Skip the images and return the records below exactly.

(Stored data entries)
******************************
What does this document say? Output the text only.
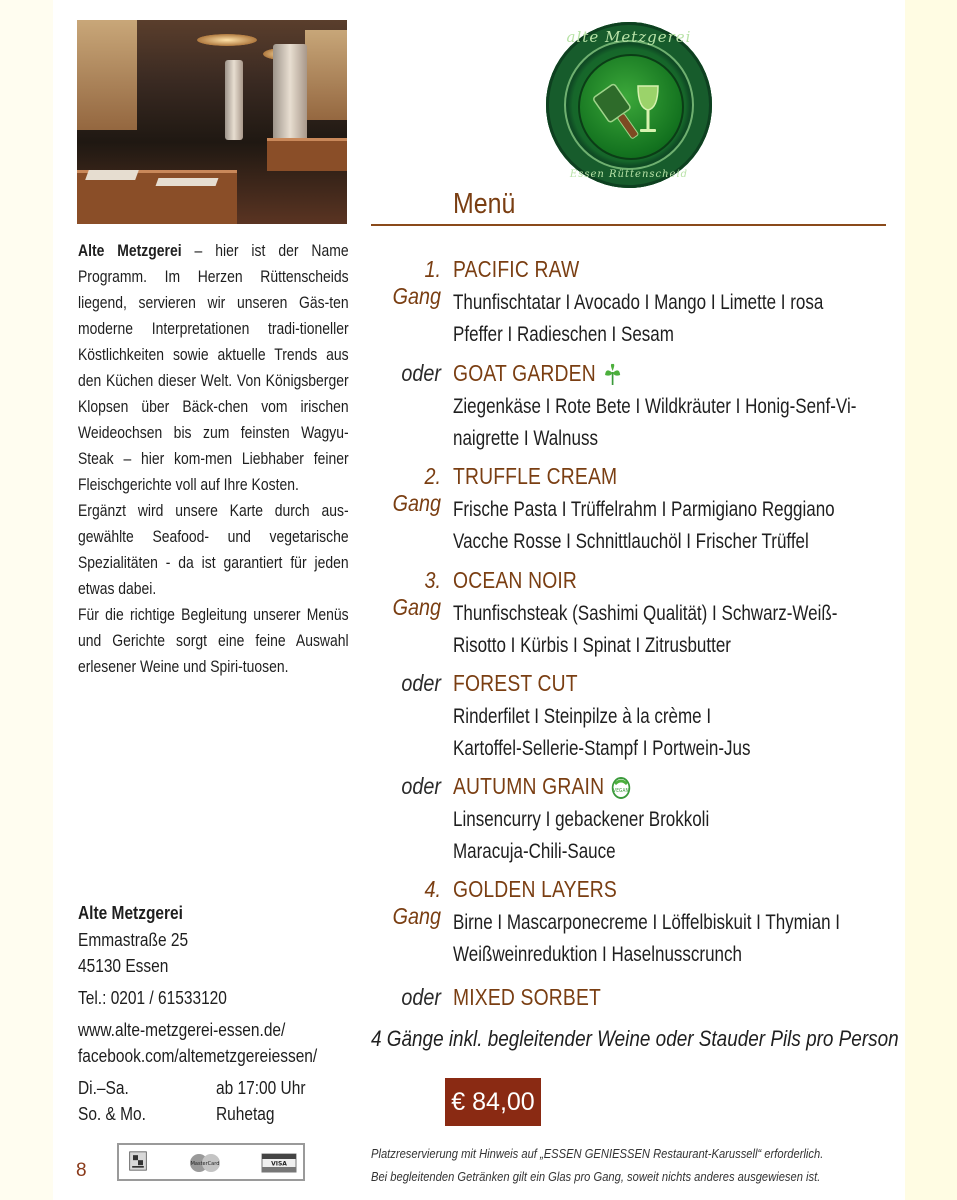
alte Metzgerei
Essen Rüttenscheid
Menü

Alte Metzgerei – hier ist der Name Programm. Im Herzen Rüttenscheids liegend, servieren wir unseren Gäs-ten moderne Interpretationen tradi-tioneller Köstlichkeiten sowie aktuelle Trends aus den Küchen dieser Welt. Von Königsberger Klopsen über Bäck-chen vom irischen Weideochsen bis zum feinsten Wagyu-Steak – hier kom-men Liebhaber feiner Fleischgerichte voll auf Ihre Kosten.

Ergänzt wird unsere Karte durch aus-gewählte Seafood- und vegetarische Spezialitäten - da ist garantiert für jeden etwas dabei.

Für die richtige Begleitung unserer Menüs und Gerichte sorgt eine feine Auswahl erlesener Weine und Spiri-tuosen.

1. Gang
PACIFIC RAW
Thunfischtatar I Avocado I Mango I Limette I rosa
Pfeffer I Radieschen I Sesam
oder GOAT GARDEN
Ziegenkäse I Rote Bete I Wildkräuter I Honig-Senf-Vi-
naigrette I Walnuss
2. Gang
TRUFFLE CREAM
Frische Pasta I Trüffelrahm I Parmigiano Reggiano
Vacche Rosse I Schnittlauchöl I Frischer Trüffel
3. Gang
OCEAN NOIR
Thunfischsteak (Sashimi Qualität) I Schwarz-Weiß-
Risotto I Kürbis I Spinat I Zitrusbutter
oder FOREST CUT
Rinderfilet I Steinpilze à la crème I
Kartoffel-Sellerie-Stampf I Portwein-Jus
oder AUTUMN GRAIN VEGAN
Linsencurry I gebackener Brokkoli
Maracuja-Chili-Sauce
4. Gang
GOLDEN LAYERS
Birne I Mascarponecreme I Löffelbiskuit I Thymian I
Weißweinreduktion I Haselnusscrunch
oder MIXED SORBET
4 Gänge inkl. begleitender Weine oder Stauder Pils pro Person
€ 84,00
Platzreservierung mit Hinweis auf „ESSEN GENIESSEN Restaurant-Karussell“ erforderlich.
Bei begleitenden Getränken gilt ein Glas pro Gang, soweit nichts anderes ausgewiesen ist.
Alte Metzgerei
Emmastraße 25
45130 Essen
Tel.: 0201 / 61533120
www.alte-metzgerei-essen.de/
facebook.com/altemetzgereiessen/
Di.–Sa.	ab 17:00 Uhr
So. & Mo.	Ruhetag
8	MasterCard	VISA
******************************
Task result
What does this document say? Output the text only.
alte Metzgerei
Essen Rüttenscheid
Menü

Alte Metzgerei – hier ist der Name Programm. Im Herzen Rüttenscheids liegend, servieren wir unseren Gäs-ten moderne Interpretationen tradi-tioneller Köstlichkeiten sowie aktuelle Trends aus den Küchen dieser Welt. Von Königsberger Klopsen über Bäck-chen vom irischen Weideochsen bis zum feinsten Wagyu-Steak – hier kom-men Liebhaber feiner Fleischgerichte voll auf Ihre Kosten.

Ergänzt wird unsere Karte durch aus-gewählte Seafood- und vegetarische Spezialitäten - da ist garantiert für jeden etwas dabei.

Für die richtige Begleitung unserer Menüs und Gerichte sorgt eine feine Auswahl erlesener Weine und Spiri-tuosen.

1. Gang
PACIFIC RAW
Thunfischtatar I Avocado I Mango I Limette I rosa
Pfeffer I Radieschen I Sesam
oder GOAT GARDEN
Ziegenkäse I Rote Bete I Wildkräuter I Honig-Senf-Vi-
naigrette I Walnuss
2. Gang
TRUFFLE CREAM
Frische Pasta I Trüffelrahm I Parmigiano Reggiano
Vacche Rosse I Schnittlauchöl I Frischer Trüffel
3. Gang
OCEAN NOIR
Thunfischsteak (Sashimi Qualität) I Schwarz-Weiß-
Risotto I Kürbis I Spinat I Zitrusbutter
oder FOREST CUT
Rinderfilet I Steinpilze à la crème I
Kartoffel-Sellerie-Stampf I Portwein-Jus
oder AUTUMN GRAIN VEGAN
Linsencurry I gebackener Brokkoli
Maracuja-Chili-Sauce
4. Gang
GOLDEN LAYERS
Birne I Mascarponecreme I Löffelbiskuit I Thymian I
Weißweinreduktion I Haselnusscrunch
oder MIXED SORBET
4 Gänge inkl. begleitender Weine oder Stauder Pils pro Person
€ 84,00
Platzreservierung mit Hinweis auf „ESSEN GENIESSEN Restaurant-Karussell“ erforderlich.
Bei begleitenden Getränken gilt ein Glas pro Gang, soweit nichts anderes ausgewiesen ist.
Alte Metzgerei
Emmastraße 25
45130 Essen
Tel.: 0201 / 61533120
www.alte-metzgerei-essen.de/
facebook.com/altemetzgereiessen/
Di.–Sa.	ab 17:00 Uhr
So. & Mo.	Ruhetag
8	MasterCard	VISA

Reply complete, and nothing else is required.